# BRANO CITATO
Alcuni ricercatori dell’Harvard Medical School di Boston hanno sperimentato, finora solo sul fegato di topi, un metodo che combina bassissime temperature e sostanze protettive per i tessuti e che permette di estendere i tempi. Il trapianto è un intervento salvavita in cui fondamentale è il tempo. Ogni minuto è prezioso e non può essere perso. Attualmente, i limiti fissati vanno dalle 6 alle 12 ore
Allungare i tempi di conservazione degli organi da trapiantare. Alcuni ricercatori dell’Harvard Medical School di Boston hanno sviluppato una nuova tecnica, sperimentata finora solo sul fegato di topi, che combina bassissime temperature e sostanze protettive per i tessuti e che permette di estendere fino a quattro giorni i tempi di conservazione dell’organo. Il trapianto è un intervento salvavita in cui fondamentale è il tempo. Ogni minuto è prezioso e non può essere perso. Attualmente, i limiti fissati per la conservazione di organi umani vanno dalle 6 alle 12 ore.
Un risultato quello degli scienziati che potrebbe quindi segnare una svolta permettendo di evitare le corse contro il tempo per portare a destinazione gli organi destinati al trapianto, salvando più vite. Come spiega lo studio pubblicato sulla rivista Nature Medicine, e supportato dal National Institute of Biomedical Imaging and Bioengineering e il the National Institute of Diabetes and Digestive and Kidney Disease, estendere la durata di tempo con cui un organo può essere preservato può avere un impatto davvero rilevante sulla pratica clinica dei trapianti di fegato. Con un tempo più lungo, come consente questo muovo metodo, si potrebbe preparare al meglio la persona che riceverà l’organo e usare gli organi provenienti da donatori che si trovano a distanze geografiche maggiori.

# VOCI FORNITE
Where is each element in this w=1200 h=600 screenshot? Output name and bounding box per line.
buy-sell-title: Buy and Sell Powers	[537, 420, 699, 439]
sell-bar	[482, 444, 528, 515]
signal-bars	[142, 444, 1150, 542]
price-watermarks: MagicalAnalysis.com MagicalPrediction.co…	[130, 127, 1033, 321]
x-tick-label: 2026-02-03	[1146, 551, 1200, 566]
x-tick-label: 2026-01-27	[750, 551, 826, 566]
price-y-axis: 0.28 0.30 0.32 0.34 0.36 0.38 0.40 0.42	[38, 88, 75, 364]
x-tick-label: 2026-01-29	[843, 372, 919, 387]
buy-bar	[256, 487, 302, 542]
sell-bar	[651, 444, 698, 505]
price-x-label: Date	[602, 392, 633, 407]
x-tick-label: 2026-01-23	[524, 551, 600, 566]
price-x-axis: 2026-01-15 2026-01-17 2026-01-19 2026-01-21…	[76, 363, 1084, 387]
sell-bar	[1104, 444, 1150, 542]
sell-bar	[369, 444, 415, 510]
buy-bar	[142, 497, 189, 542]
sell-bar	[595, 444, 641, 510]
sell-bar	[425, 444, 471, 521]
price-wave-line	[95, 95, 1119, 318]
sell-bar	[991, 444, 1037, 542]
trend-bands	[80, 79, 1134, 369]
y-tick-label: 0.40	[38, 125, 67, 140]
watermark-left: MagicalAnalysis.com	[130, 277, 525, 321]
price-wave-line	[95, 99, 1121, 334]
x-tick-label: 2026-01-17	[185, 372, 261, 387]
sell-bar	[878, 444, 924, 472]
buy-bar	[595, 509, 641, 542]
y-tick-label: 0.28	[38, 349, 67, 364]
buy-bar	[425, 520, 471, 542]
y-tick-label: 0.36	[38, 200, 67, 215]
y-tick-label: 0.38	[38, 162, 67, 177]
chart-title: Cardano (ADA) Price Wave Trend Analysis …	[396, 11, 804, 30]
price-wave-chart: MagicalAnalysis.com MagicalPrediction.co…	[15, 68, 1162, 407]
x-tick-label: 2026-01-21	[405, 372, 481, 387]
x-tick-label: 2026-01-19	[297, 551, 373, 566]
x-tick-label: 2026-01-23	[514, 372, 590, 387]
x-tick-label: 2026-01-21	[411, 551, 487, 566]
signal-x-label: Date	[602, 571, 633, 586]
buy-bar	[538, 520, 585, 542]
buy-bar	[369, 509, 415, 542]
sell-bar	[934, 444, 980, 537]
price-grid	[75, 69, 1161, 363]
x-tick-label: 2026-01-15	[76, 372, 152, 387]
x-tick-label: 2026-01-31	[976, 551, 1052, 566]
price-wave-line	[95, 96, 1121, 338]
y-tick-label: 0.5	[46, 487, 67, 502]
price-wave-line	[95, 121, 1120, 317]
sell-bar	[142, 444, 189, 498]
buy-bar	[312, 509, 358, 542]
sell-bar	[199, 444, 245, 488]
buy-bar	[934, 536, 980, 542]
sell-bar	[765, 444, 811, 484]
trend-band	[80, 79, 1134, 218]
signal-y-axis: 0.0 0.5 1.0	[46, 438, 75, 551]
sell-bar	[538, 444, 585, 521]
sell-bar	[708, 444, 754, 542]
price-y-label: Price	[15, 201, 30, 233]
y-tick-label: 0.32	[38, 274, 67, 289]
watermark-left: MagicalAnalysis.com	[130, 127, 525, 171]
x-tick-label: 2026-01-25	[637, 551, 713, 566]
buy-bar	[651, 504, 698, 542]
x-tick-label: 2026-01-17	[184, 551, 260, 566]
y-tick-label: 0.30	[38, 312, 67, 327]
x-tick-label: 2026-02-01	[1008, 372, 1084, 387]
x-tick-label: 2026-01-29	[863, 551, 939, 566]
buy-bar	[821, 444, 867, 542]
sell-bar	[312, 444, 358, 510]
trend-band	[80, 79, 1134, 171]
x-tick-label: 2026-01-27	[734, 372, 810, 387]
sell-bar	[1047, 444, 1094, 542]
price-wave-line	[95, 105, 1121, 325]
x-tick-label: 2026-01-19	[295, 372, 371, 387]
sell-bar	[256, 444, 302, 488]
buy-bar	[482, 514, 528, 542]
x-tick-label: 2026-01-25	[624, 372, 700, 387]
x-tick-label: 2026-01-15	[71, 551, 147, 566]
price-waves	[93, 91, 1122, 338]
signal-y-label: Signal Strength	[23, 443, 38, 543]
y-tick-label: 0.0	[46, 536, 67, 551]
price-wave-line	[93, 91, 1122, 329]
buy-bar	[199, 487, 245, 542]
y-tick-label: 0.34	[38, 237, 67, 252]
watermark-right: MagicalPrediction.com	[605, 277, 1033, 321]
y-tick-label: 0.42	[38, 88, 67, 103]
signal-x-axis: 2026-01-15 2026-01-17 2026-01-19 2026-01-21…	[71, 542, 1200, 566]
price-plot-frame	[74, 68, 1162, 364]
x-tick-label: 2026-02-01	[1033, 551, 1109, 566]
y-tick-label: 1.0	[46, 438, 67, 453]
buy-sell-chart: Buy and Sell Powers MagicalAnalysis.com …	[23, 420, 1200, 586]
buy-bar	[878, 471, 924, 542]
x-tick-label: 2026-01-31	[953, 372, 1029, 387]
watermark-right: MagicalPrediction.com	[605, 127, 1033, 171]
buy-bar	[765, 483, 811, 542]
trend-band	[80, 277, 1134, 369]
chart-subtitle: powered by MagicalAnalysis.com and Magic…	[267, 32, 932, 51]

# DA FARE
(A) Riporta dal brano sulla conservazione degli organi il passaggio da "Un risultato quello" a "distanze geografiche maggiori.", senza cambiare nulla.
(B) Per ciascuna affermazione indica se concorda con il brano sulla conservazione degli organi, rispondendo sì o no e citando le parole del brano che lo stabiliscono: (i) la nuova tecnica è stata provata finora solo sul fegato di topi; (ii) il metodo consente di conservare l'organo fino a una settimana; (iii) lo studio è uscito sulla rivista Science.
(C) Prosegui il brano sulla conservazione degli organi subito dopo la sua ultima frase.
Queste voci vengono da un'altra fonte.

# RISULTATI PER COMPITO
(A)
Un risultato quello degli scienziati che potrebbe quindi segnare una svolta permettendo di evitare le corse contro il tempo per portare a destinazione gli organi destinati al trapianto, salvando più vite. Come spiega lo studio pubblicato sulla rivista Nature Medicine, e supportato dal National Institute of Biomedical Imaging and Bioengineering e il the National Institute of Diabetes and Digestive and Kidney Disease, estendere la durata di tempo con cui un organo può essere preservato può avere un impatto davvero rilevante sulla pratica clinica dei trapianti di fegato. Con un tempo più lungo, come consente questo muovo metodo, si potrebbe preparare al meglio la persona che riceverà l’organo e usare gli organi provenienti da donatori che si trovano a distanze geografiche maggiori.

(B)
(i) Sì: "sperimentata finora solo sul fegato di topi"
(ii) No: "permette di estendere fino a quattro giorni i tempi di conservazione dell’organo"
(iii) No: "Come spiega lo studio pubblicato sulla rivista Nature Medicine"

(C)
L’approccio messo a punto dai ricercatori, coordinati da Korkut Uygun, si basa sul super-raffreddamento e la conservazione dei tessuti tramite una macchina per la perfusione extracorporea, che infonde ossigeno e nutrienti, oltre ad una sorta di antigelo, una soluzione non tossica con un composto del glucosio modificato nel fegato, che viene raffreddato ad una temperatura di -6°. Dopo alcuni giorni di conservazione, il fegato è stato ‘riscaldato’ con la macchina per la circolazione extracorporea, mentre ossigeno e altri nutrienti sono stati rilasciati per preparare l’organo al trapianto.
In questo modo i ricercatori hanno ottenuto il 100% di sopravvivenza nei ratti un mese dopo il trapianto con fegato conservato 3 giorni, e quasi il 60% di roditori sopravvissuti dopo oltre un mese con fegato conservato per 4 giorni. Nessuno degli organi è rimasto invece vitale quando è stato conservato per 3 giorni usando i metodi più tradizionali. “Il prossimo passo sarà testare questo metodo su animali più grandi – spiega Rosemarie Hunziker, uno dei ricercatori -. Più a lungo riusciamo a conservare gli organi donati, più aumentano le possibilità del paziente di trovare un organo compatibile”.
Tuttavia, secondo Mauro Salizzoni, direttore del Centro trapianti dell’ospedale Le Molinette di Torino, questa tecnica presenta anche dei rischi: “Tanto più un organo riesce ad essere conservato a lungo – rileva – tanto più diventa commerciabile. Servirebbero quindi delle garanzie etiche. Senza contare che, se anche funzionasse sugli uomini, aumenterebbe i costi dell’intervento e il tempo necessario a prepararlo, portando così ad un calo dei trapianti effettuabili”.